SET EXERCISE → Copy the entries word for word from the line with "Segment this screenshot: for" to the line with "stat-time: 0:0:28 [M][F]", including both of those lines, and leave out any picture.

SOURCE DATA →
····················
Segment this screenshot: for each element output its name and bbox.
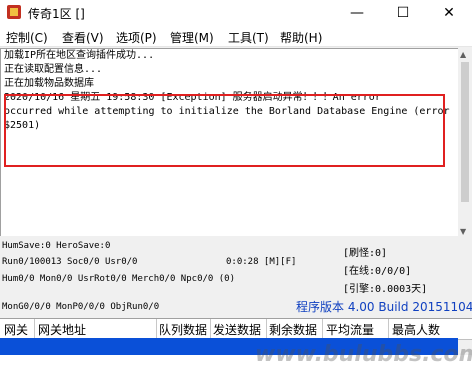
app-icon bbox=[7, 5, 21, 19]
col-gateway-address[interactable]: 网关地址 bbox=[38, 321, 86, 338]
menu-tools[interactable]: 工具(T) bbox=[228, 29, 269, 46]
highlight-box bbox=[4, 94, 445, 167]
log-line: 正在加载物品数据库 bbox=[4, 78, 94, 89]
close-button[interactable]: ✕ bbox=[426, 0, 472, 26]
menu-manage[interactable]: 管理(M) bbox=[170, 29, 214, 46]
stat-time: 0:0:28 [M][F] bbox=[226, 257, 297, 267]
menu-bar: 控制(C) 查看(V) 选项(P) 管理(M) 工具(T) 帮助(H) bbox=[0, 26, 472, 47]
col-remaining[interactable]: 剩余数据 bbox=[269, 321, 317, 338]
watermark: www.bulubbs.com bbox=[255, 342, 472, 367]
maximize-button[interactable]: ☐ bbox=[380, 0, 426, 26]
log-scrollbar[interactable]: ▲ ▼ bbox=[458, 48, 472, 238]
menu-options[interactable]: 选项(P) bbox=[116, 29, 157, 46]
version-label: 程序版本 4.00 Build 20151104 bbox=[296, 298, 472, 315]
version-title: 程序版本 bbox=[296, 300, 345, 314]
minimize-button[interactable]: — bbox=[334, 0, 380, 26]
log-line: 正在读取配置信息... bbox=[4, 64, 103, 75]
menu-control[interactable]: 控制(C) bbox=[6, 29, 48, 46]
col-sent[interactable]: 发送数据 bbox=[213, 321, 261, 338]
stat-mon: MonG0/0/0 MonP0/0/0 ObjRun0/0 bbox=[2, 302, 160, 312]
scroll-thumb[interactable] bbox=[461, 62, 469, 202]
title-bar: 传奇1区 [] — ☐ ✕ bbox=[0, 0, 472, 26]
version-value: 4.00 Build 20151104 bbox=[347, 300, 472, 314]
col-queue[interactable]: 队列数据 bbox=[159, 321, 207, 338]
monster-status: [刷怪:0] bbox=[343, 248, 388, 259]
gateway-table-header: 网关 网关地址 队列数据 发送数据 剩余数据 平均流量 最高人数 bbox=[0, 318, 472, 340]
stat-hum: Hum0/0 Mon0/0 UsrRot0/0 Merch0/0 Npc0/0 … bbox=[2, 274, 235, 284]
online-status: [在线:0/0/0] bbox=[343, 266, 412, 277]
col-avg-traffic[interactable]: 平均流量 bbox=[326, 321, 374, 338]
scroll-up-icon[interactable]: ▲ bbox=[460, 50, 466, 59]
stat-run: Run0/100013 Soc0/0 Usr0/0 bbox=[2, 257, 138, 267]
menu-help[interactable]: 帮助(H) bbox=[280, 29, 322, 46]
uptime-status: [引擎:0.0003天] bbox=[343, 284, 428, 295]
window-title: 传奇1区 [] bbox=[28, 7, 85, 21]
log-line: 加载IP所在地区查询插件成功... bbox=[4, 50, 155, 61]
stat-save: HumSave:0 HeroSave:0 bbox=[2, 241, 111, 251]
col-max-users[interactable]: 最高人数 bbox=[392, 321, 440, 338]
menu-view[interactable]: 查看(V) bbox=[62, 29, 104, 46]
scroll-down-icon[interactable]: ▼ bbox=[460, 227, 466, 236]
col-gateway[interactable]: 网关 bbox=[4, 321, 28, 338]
····················
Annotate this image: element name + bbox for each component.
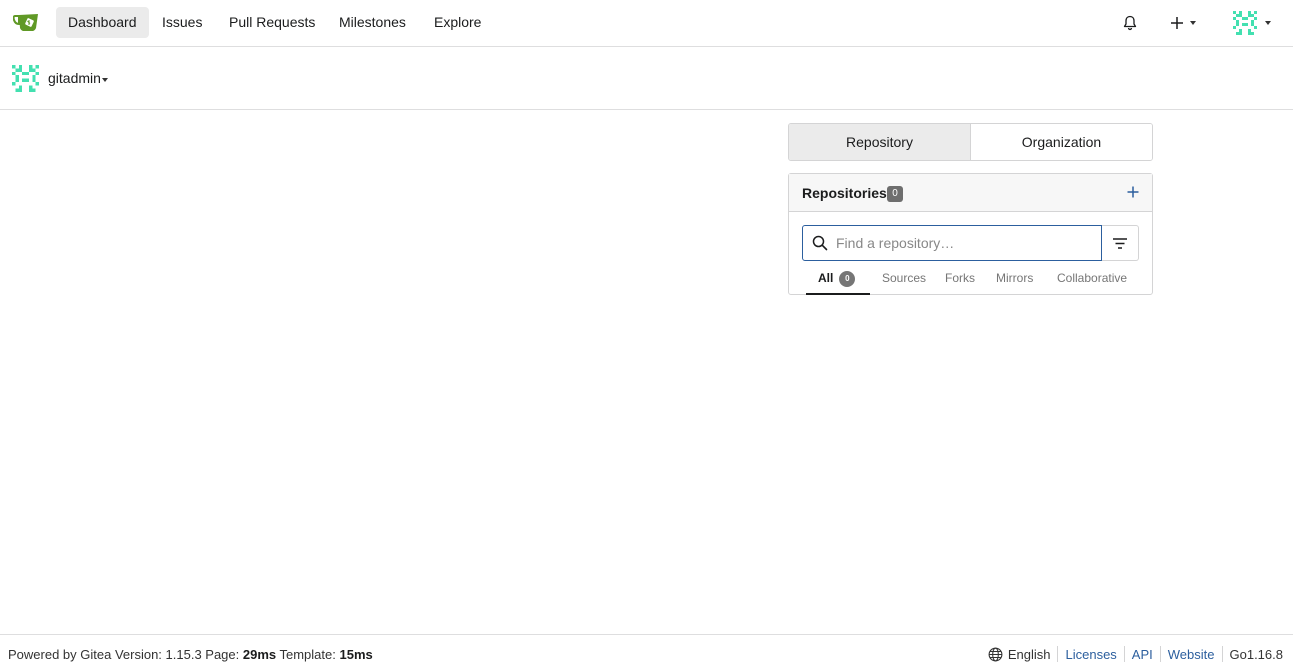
····················
EXERCISE RESPONSE →
Segment this screenshot: for each element output its name and bbox.
app-icon bbox=[7, 5, 21, 19]
col-gateway-address[interactable]: 网关地址 bbox=[38, 321, 86, 338]
menu-tools[interactable]: 工具(T) bbox=[228, 29, 269, 46]
highlight-box bbox=[4, 94, 445, 167]
log-line: 正在加载物品数据库 bbox=[4, 78, 94, 89]
close-button[interactable]: ✕ bbox=[426, 0, 472, 26]
menu-manage[interactable]: 管理(M) bbox=[170, 29, 214, 46]
stat-time: 0:0:28 [M][F] bbox=[226, 257, 297, 267]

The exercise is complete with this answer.